■ What to do
Find each line with the string "devices" and report it.

(Dataset records)

□ □ □

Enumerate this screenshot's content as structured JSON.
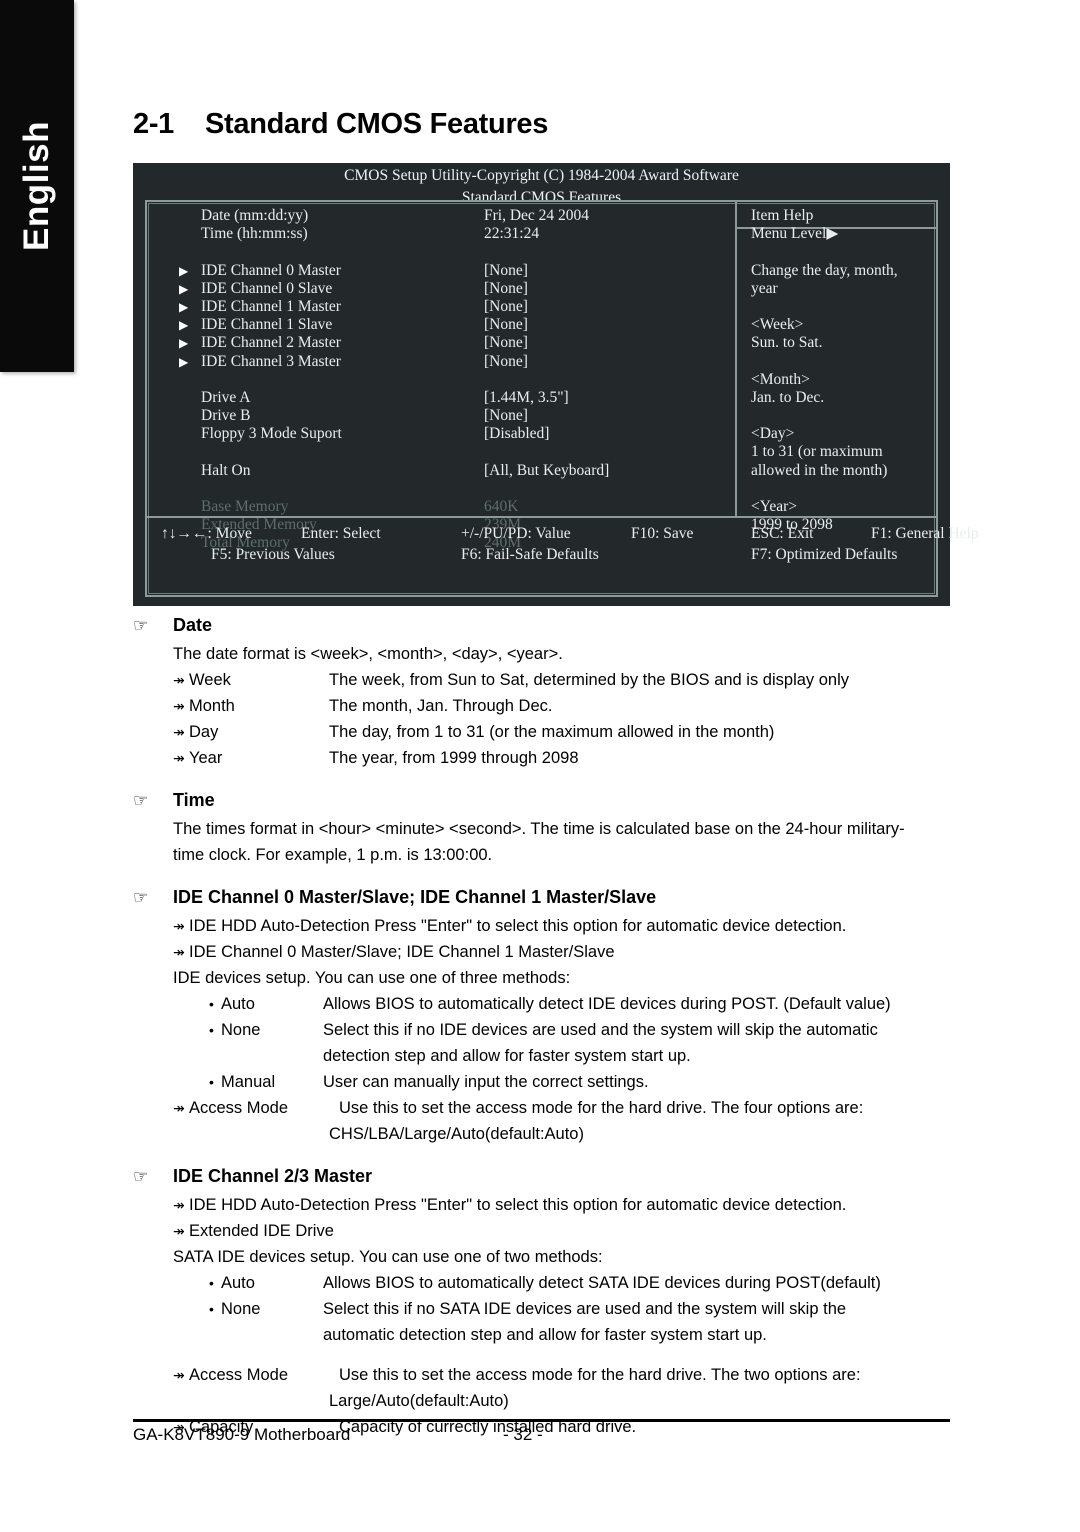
{
  "sidebar": {
    "language_tab": "English"
  },
  "heading": {
    "number": "2-1",
    "title": "Standard CMOS Features"
  },
  "bios": {
    "title_line1": "CMOS Setup Utility-Copyright (C) 1984-2004 Award Software",
    "title_line2": "Standard CMOS Features",
    "rows": [
      {
        "arrow": "",
        "label": "Date (mm:dd:yy)",
        "value": "Fri, Dec  24  2004"
      },
      {
        "arrow": "",
        "label": "Time (hh:mm:ss)",
        "value": "22:31:24"
      },
      {
        "arrow": "▶",
        "label": "IDE Channel 0 Master",
        "value": "[None]"
      },
      {
        "arrow": "▶",
        "label": "IDE Channel 0 Slave",
        "value": "[None]"
      },
      {
        "arrow": "▶",
        "label": "IDE Channel 1 Master",
        "value": "[None]"
      },
      {
        "arrow": "▶",
        "label": "IDE Channel 1 Slave",
        "value": "[None]"
      },
      {
        "arrow": "▶",
        "label": "IDE Channel 2 Master",
        "value": "[None]"
      },
      {
        "arrow": "▶",
        "label": "IDE Channel 3 Master",
        "value": "[None]"
      },
      {
        "arrow": "",
        "label": "Drive A",
        "value": "[1.44M, 3.5\"]"
      },
      {
        "arrow": "",
        "label": "Drive B",
        "value": "[None]"
      },
      {
        "arrow": "",
        "label": "Floppy 3 Mode Suport",
        "value": "[Disabled]"
      },
      {
        "arrow": "",
        "label": "Halt On",
        "value": "[All, But Keyboard]"
      },
      {
        "arrow": "",
        "label": "Base Memory",
        "value": "640K"
      },
      {
        "arrow": "",
        "label": "Extended Memory",
        "value": "239M"
      },
      {
        "arrow": "",
        "label": "Total Memory",
        "value": "240M"
      }
    ],
    "help": {
      "header": "Item Help",
      "menu_level": "Menu Level",
      "menu_level_arrow": "▶",
      "lines": [
        "Change the day, month,",
        "year",
        "<Week>",
        "Sun. to Sat.",
        "<Month>",
        "Jan. to Dec.",
        "<Day>",
        "1 to 31 (or maximum",
        "allowed in the month)",
        "<Year>",
        "1999 to 2098"
      ]
    },
    "footer": {
      "row1": [
        "↑↓→←: Move",
        "Enter: Select",
        "+/-/PU/PD: Value",
        "F10: Save",
        "ESC: Exit",
        "F1: General Help"
      ],
      "row2": [
        "F5: Previous Values",
        "F6: Fail-Safe Defaults",
        "F7: Optimized Defaults"
      ]
    }
  },
  "icons": {
    "hand": "☞",
    "dbl_arrow": "↠",
    "bullet": "•"
  },
  "sections": [
    {
      "title": "Date",
      "intro": "The date format is <week>, <month>, <day>, <year>.",
      "items": [
        {
          "term": "Week",
          "desc": "The week, from Sun to Sat, determined by the BIOS and is display only"
        },
        {
          "term": "Month",
          "desc": "The month, Jan. Through Dec."
        },
        {
          "term": "Day",
          "desc": "The day, from 1 to 31 (or the maximum allowed in the month)"
        },
        {
          "term": "Year",
          "desc": "The year, from 1999 through 2098"
        }
      ]
    },
    {
      "title": "Time",
      "para1": "The times format in <hour> <minute> <second>. The time is calculated base on the 24-hour military-",
      "para2": "time clock. For example, 1 p.m. is 13:00:00."
    },
    {
      "title": "IDE Channel 0 Master/Slave; IDE Channel 1 Master/Slave",
      "sub1": "IDE HDD Auto-Detection Press \"Enter\" to select this option for automatic device detection.",
      "sub2": "IDE Channel 0 Master/Slave; IDE Channel 1 Master/Slave",
      "intro": "IDE devices setup.  You can use one of three methods:",
      "options": [
        {
          "term": "Auto",
          "desc": "Allows BIOS to automatically detect IDE devices during POST. (Default value)",
          "desc2": ""
        },
        {
          "term": "None",
          "desc": "Select this if no IDE devices are used and the system will skip the automatic",
          "desc2": "detection step and allow for faster system start up."
        },
        {
          "term": "Manual",
          "desc": "User can manually input the correct settings.",
          "desc2": ""
        }
      ],
      "access_mode_term": "Access Mode",
      "access_mode_desc": "Use this to set the access mode for the hard drive. The four options are:",
      "access_mode_desc2": "CHS/LBA/Large/Auto(default:Auto)"
    },
    {
      "title": "IDE Channel 2/3 Master",
      "sub1": "IDE HDD Auto-Detection Press \"Enter\" to select this option for automatic device detection.",
      "sub2": "Extended IDE Drive",
      "intro": "SATA IDE devices setup. You can use one of two methods:",
      "options": [
        {
          "term": "Auto",
          "desc": "Allows BIOS to automatically detect SATA IDE devices during POST(default)",
          "desc2": ""
        },
        {
          "term": "None",
          "desc": "Select this if no SATA IDE devices are used and the system will skip the",
          "desc2": "automatic detection step and allow for faster system start up."
        }
      ],
      "access_mode_term": "Access Mode",
      "access_mode_desc": "Use this to set the access mode for the hard drive. The two options are:",
      "access_mode_desc2": "Large/Auto(default:Auto)",
      "capacity_term": "Capacity",
      "capacity_desc": "Capacity of currectly installed hard drive."
    }
  ],
  "page_footer": {
    "motherboard": "GA-K8VT890-9 Motherboard",
    "page_number": "- 32 -"
  }
}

□ □ □

■ Response below
      "intro": "IDE devices setup.  You can use one of three methods:",
          "desc": "Allows BIOS to automatically detect IDE devices during POST. (Default value)",
          "desc": "Select this if no IDE devices are used and the system will skip the automatic",
      "intro": "SATA IDE devices setup. You can use one of two methods:",
          "desc": "Allows BIOS to automatically detect SATA IDE devices during POST(default)",
          "desc": "Select this if no SATA IDE devices are used and the system will skip the",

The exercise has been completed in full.